■ Problem details
Of all the lines in these entries, how many contain the string "xlabel"? Give only that count.

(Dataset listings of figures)
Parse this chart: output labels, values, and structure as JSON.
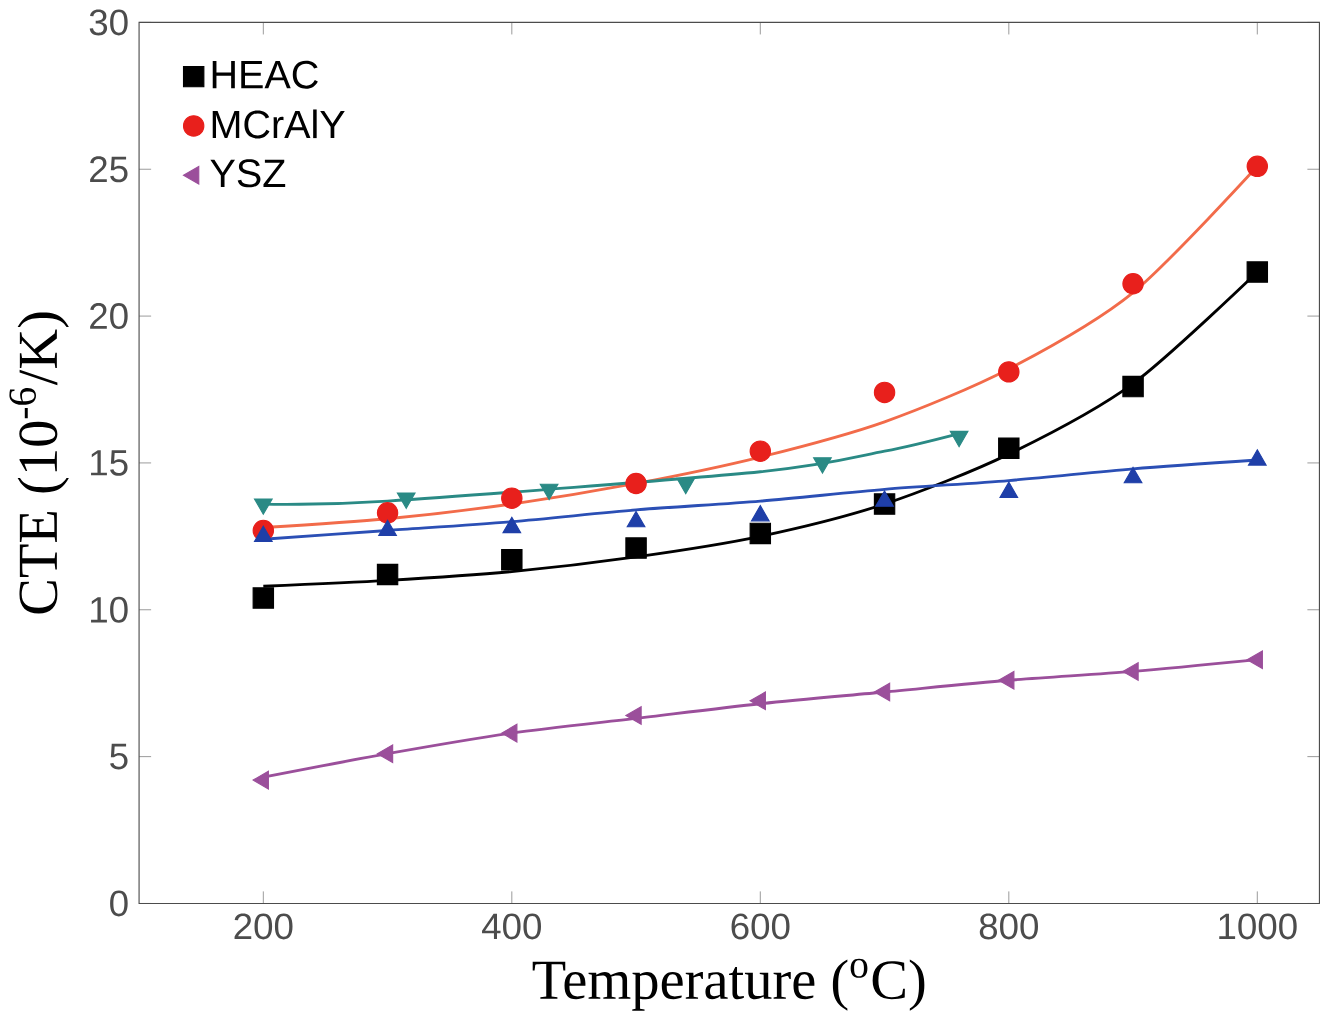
{
  "chart_data": {
    "type": "scatter",
    "xlabel": "Temperature ($^{o}$C)",
    "ylabel": "CTE (10$^{-6}$/K)",
    "xlim": [
      100,
      1050
    ],
    "ylim": [
      0,
      30
    ],
    "xticks": [
      200,
      400,
      600,
      800,
      1000
    ],
    "yticks": [
      0,
      5,
      10,
      15,
      20,
      25,
      30
    ],
    "legend": "top left",
    "grid": false,
    "x": [
      200,
      300,
      400,
      500,
      600,
      700,
      800,
      900,
      1000
    ],
    "series": [
      {
        "type": "line",
        "color": "#000000",
        "values": [
          10.8,
          11.0,
          11.3,
          11.8,
          12.5,
          13.6,
          15.3,
          17.7,
          21.5
        ]
      },
      {
        "type": "line",
        "color": "#f26b4a",
        "values": [
          12.8,
          13.1,
          13.6,
          14.3,
          15.2,
          16.4,
          18.2,
          20.8,
          25.1
        ]
      },
      {
        "type": "line",
        "color": "#2b4fb5",
        "values": [
          12.4,
          12.7,
          13.0,
          13.4,
          13.7,
          14.1,
          14.4,
          14.8,
          15.1
        ]
      },
      {
        "type": "line",
        "color": "#2a8a85",
        "x": [
          200,
          300,
          400,
          500,
          600,
          700,
          760
        ],
        "values": [
          13.6,
          13.7,
          null,
          null,
          14.7,
          15.4,
          16.0
        ]
      },
      {
        "type": "line",
        "color": "#9b4f9b",
        "values": [
          4.3,
          5.1,
          5.8,
          6.3,
          6.8,
          7.2,
          7.6,
          7.9,
          8.3
        ]
      },
      {
        "name": "HEAC",
        "marker": "square",
        "color": "#000000",
        "values": [
          10.4,
          11.2,
          11.7,
          12.1,
          12.6,
          13.6,
          15.5,
          17.6,
          21.5
        ]
      },
      {
        "name": "MCrAlY",
        "marker": "circle",
        "color": "#e8201c",
        "values": [
          12.7,
          13.3,
          13.8,
          14.3,
          15.4,
          17.4,
          18.1,
          21.1,
          25.1
        ]
      },
      {
        "marker": "triangle",
        "color": "#1f3fa8",
        "values": [
          12.5,
          12.7,
          12.8,
          13.0,
          13.2,
          13.7,
          14.0,
          14.5,
          15.1
        ]
      },
      {
        "marker": "triangle-down",
        "color": "#2a8a85",
        "x": [
          200,
          315,
          430,
          540,
          650,
          760
        ],
        "values": [
          13.6,
          13.8,
          14.1,
          14.3,
          15.0,
          15.9
        ]
      },
      {
        "name": "YSZ",
        "marker": "triangle-left",
        "color": "#9b4f9b",
        "values": [
          4.2,
          5.1,
          5.8,
          6.4,
          6.9,
          7.2,
          7.6,
          7.9,
          8.3
        ]
      }
    ]
  }
}
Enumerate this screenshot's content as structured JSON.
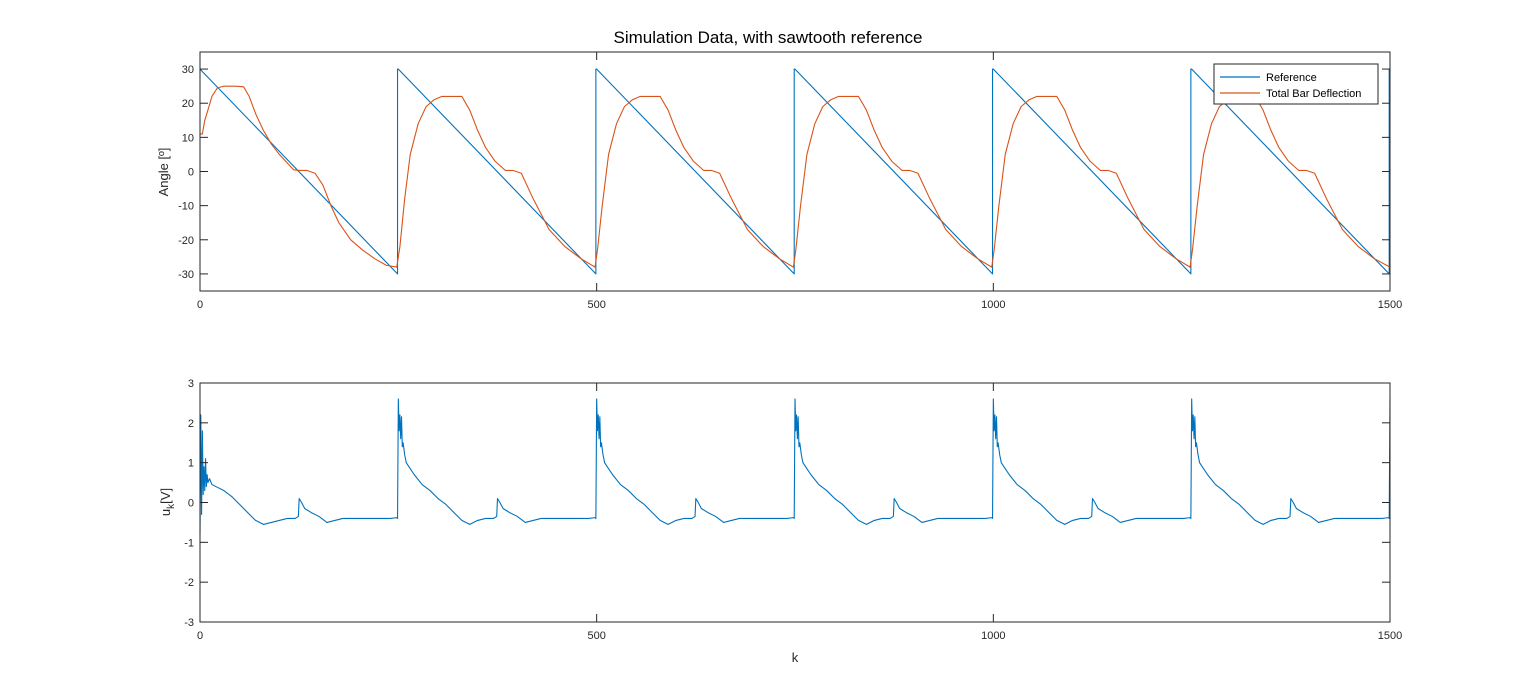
{
  "chart_data": [
    {
      "type": "line",
      "title": "Simulation Data, with sawtooth reference",
      "xlabel": "",
      "ylabel": "Angle [º]",
      "xlim": [
        0,
        1500
      ],
      "ylim": [
        -35,
        35
      ],
      "xticks": [
        0,
        500,
        1000,
        1500
      ],
      "yticks": [
        -30,
        -20,
        -10,
        0,
        10,
        20,
        30
      ],
      "grid": false,
      "legend": "top-right",
      "series": [
        {
          "name": "Reference",
          "color": "#0072BD",
          "x": [
            0,
            249,
            249,
            250,
            499,
            499,
            500,
            749,
            749,
            750,
            999,
            999,
            1000,
            1249,
            1249,
            1250,
            1499,
            1499,
            1500
          ],
          "y": [
            30,
            -30,
            30,
            30,
            -30,
            30,
            30,
            -30,
            30,
            30,
            -30,
            30,
            30,
            -30,
            30,
            30,
            -30,
            30,
            30
          ]
        },
        {
          "name": "Total Bar Deflection",
          "color": "#D95319",
          "x": [
            0,
            3,
            6,
            10,
            15,
            22,
            30,
            45,
            55,
            62,
            70,
            80,
            90,
            100,
            110,
            118,
            125,
            135,
            145,
            155,
            165,
            175,
            190,
            205,
            220,
            235,
            248,
            252,
            258,
            265,
            275,
            285,
            295,
            305,
            320,
            330,
            340,
            350,
            360,
            372,
            385,
            395,
            405,
            420,
            440,
            460,
            480,
            498,
            501,
            507,
            515,
            525,
            535,
            545,
            555,
            570,
            580,
            590,
            600,
            610,
            622,
            635,
            645,
            655,
            670,
            690,
            710,
            730,
            748,
            751,
            757,
            765,
            775,
            785,
            795,
            805,
            820,
            830,
            840,
            850,
            860,
            872,
            885,
            895,
            905,
            920,
            940,
            960,
            980,
            998,
            1001,
            1007,
            1015,
            1025,
            1035,
            1045,
            1055,
            1070,
            1080,
            1090,
            1100,
            1110,
            1122,
            1135,
            1145,
            1155,
            1170,
            1190,
            1210,
            1230,
            1248,
            1251,
            1257,
            1265,
            1275,
            1285,
            1295,
            1305,
            1320,
            1330,
            1340,
            1350,
            1360,
            1372,
            1385,
            1395,
            1405,
            1420,
            1440,
            1460,
            1480,
            1500
          ],
          "y": [
            11,
            11,
            15,
            18,
            22,
            24.5,
            25,
            25,
            24.8,
            22,
            17,
            12,
            8,
            5,
            2.5,
            0.5,
            0.3,
            0.3,
            -0.5,
            -4,
            -10,
            -15,
            -20,
            -23,
            -25.5,
            -27.5,
            -28,
            -22,
            -8,
            5,
            14,
            19,
            21,
            22,
            22,
            22,
            18,
            12,
            7,
            3,
            0.3,
            0.3,
            -0.5,
            -8,
            -17,
            -22,
            -25.5,
            -28,
            -23,
            -10,
            5,
            14,
            19,
            21,
            22,
            22,
            22,
            18,
            12,
            7,
            3,
            0.3,
            0.3,
            -0.5,
            -8,
            -17,
            -22,
            -25.5,
            -28,
            -23,
            -10,
            5,
            14,
            19,
            21,
            22,
            22,
            22,
            18,
            12,
            7,
            3,
            0.3,
            0.3,
            -0.5,
            -8,
            -17,
            -22,
            -25.5,
            -28,
            -23,
            -10,
            5,
            14,
            19,
            21,
            22,
            22,
            22,
            18,
            12,
            7,
            3,
            0.3,
            0.3,
            -0.5,
            -8,
            -17,
            -22,
            -25.5,
            -28,
            -23,
            -10,
            5,
            14,
            19,
            21,
            22,
            22,
            22,
            18,
            12,
            7,
            3,
            0.3,
            0.3,
            -0.5,
            -8,
            -17,
            -22,
            -25.5,
            -28
          ]
        }
      ]
    },
    {
      "type": "line",
      "title": "",
      "xlabel": "k",
      "ylabel": "u",
      "ylabel_sub": "k",
      "ylabel_unit": "[V]",
      "xlim": [
        0,
        1500
      ],
      "ylim": [
        -3,
        3
      ],
      "xticks": [
        0,
        500,
        1000,
        1500
      ],
      "yticks": [
        -3,
        -2,
        -1,
        0,
        1,
        2,
        3
      ],
      "grid": false,
      "series": [
        {
          "name": "",
          "color": "#0072BD",
          "x": [
            0,
            1,
            2,
            3,
            4,
            5,
            6,
            7,
            8,
            9,
            10,
            12,
            15,
            20,
            30,
            40,
            50,
            60,
            70,
            80,
            90,
            100,
            110,
            120,
            124,
            125,
            128,
            132,
            140,
            150,
            160,
            170,
            180,
            200,
            220,
            240,
            248,
            249,
            250,
            251,
            252,
            253,
            254,
            255,
            256,
            258,
            260,
            265,
            270,
            280,
            290,
            300,
            310,
            320,
            330,
            340,
            350,
            360,
            370,
            374,
            375,
            378,
            382,
            390,
            400,
            410,
            420,
            430,
            450,
            470,
            490,
            498,
            499,
            500,
            501,
            502,
            503,
            504,
            505,
            506,
            508,
            510,
            515,
            520,
            530,
            540,
            550,
            560,
            570,
            580,
            590,
            600,
            610,
            620,
            624,
            625,
            628,
            632,
            640,
            650,
            660,
            670,
            680,
            700,
            720,
            740,
            748,
            749,
            750,
            751,
            752,
            753,
            754,
            755,
            756,
            758,
            760,
            765,
            770,
            780,
            790,
            800,
            810,
            820,
            830,
            840,
            850,
            860,
            870,
            874,
            875,
            878,
            882,
            890,
            900,
            910,
            920,
            930,
            950,
            970,
            990,
            998,
            999,
            1000,
            1001,
            1002,
            1003,
            1004,
            1005,
            1006,
            1008,
            1010,
            1015,
            1020,
            1030,
            1040,
            1050,
            1060,
            1070,
            1080,
            1090,
            1100,
            1110,
            1120,
            1124,
            1125,
            1128,
            1132,
            1140,
            1150,
            1160,
            1170,
            1180,
            1200,
            1220,
            1240,
            1248,
            1249,
            1250,
            1251,
            1252,
            1253,
            1254,
            1255,
            1256,
            1258,
            1260,
            1265,
            1270,
            1280,
            1290,
            1300,
            1310,
            1320,
            1330,
            1340,
            1350,
            1360,
            1370,
            1374,
            1375,
            1378,
            1382,
            1390,
            1400,
            1410,
            1420,
            1430,
            1450,
            1470,
            1490,
            1498,
            1499,
            1500
          ],
          "y": [
            -0.8,
            2.2,
            -0.3,
            1.8,
            0.2,
            0.9,
            0.3,
            1.1,
            0.4,
            0.7,
            0.5,
            0.6,
            0.45,
            0.4,
            0.3,
            0.15,
            -0.05,
            -0.25,
            -0.45,
            -0.55,
            -0.5,
            -0.45,
            -0.4,
            -0.4,
            -0.35,
            0.1,
            0,
            -0.15,
            -0.25,
            -0.35,
            -0.5,
            -0.45,
            -0.4,
            -0.4,
            -0.4,
            -0.4,
            -0.38,
            -0.4,
            2.6,
            1.8,
            2.2,
            1.6,
            2.15,
            1.4,
            1.5,
            1.2,
            1.0,
            0.85,
            0.7,
            0.45,
            0.3,
            0.1,
            -0.05,
            -0.25,
            -0.45,
            -0.55,
            -0.45,
            -0.4,
            -0.4,
            -0.35,
            0.1,
            0,
            -0.15,
            -0.25,
            -0.35,
            -0.5,
            -0.45,
            -0.4,
            -0.4,
            -0.4,
            -0.4,
            -0.38,
            -0.4,
            2.6,
            1.8,
            2.2,
            1.6,
            2.15,
            1.4,
            1.5,
            1.2,
            1.0,
            0.85,
            0.7,
            0.45,
            0.3,
            0.1,
            -0.05,
            -0.25,
            -0.45,
            -0.55,
            -0.45,
            -0.4,
            -0.4,
            -0.35,
            0.1,
            0,
            -0.15,
            -0.25,
            -0.35,
            -0.5,
            -0.45,
            -0.4,
            -0.4,
            -0.4,
            -0.4,
            -0.38,
            -0.4,
            2.6,
            1.8,
            2.2,
            1.6,
            2.15,
            1.4,
            1.5,
            1.2,
            1.0,
            0.85,
            0.7,
            0.45,
            0.3,
            0.1,
            -0.05,
            -0.25,
            -0.45,
            -0.55,
            -0.45,
            -0.4,
            -0.4,
            -0.35,
            0.1,
            0,
            -0.15,
            -0.25,
            -0.35,
            -0.5,
            -0.45,
            -0.4,
            -0.4,
            -0.4,
            -0.4,
            -0.38,
            -0.4,
            2.6,
            1.8,
            2.2,
            1.6,
            2.15,
            1.4,
            1.5,
            1.2,
            1.0,
            0.85,
            0.7,
            0.45,
            0.3,
            0.1,
            -0.05,
            -0.25,
            -0.45,
            -0.55,
            -0.45,
            -0.4,
            -0.4,
            -0.35,
            0.1,
            0,
            -0.15,
            -0.25,
            -0.35,
            -0.5,
            -0.45,
            -0.4,
            -0.4,
            -0.4,
            -0.4,
            -0.38,
            -0.4,
            2.6,
            1.8,
            2.2,
            1.6,
            2.15,
            1.4,
            1.5,
            1.2,
            1.0,
            0.85,
            0.7,
            0.45,
            0.3,
            0.1,
            -0.05,
            -0.25,
            -0.45,
            -0.55,
            -0.45,
            -0.4,
            -0.4,
            -0.35,
            0.1,
            0,
            -0.15,
            -0.25,
            -0.35,
            -0.5,
            -0.45,
            -0.4,
            -0.4,
            -0.4,
            -0.4,
            -0.38,
            -0.4,
            2.6
          ]
        }
      ]
    }
  ]
}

■ Expected answer
3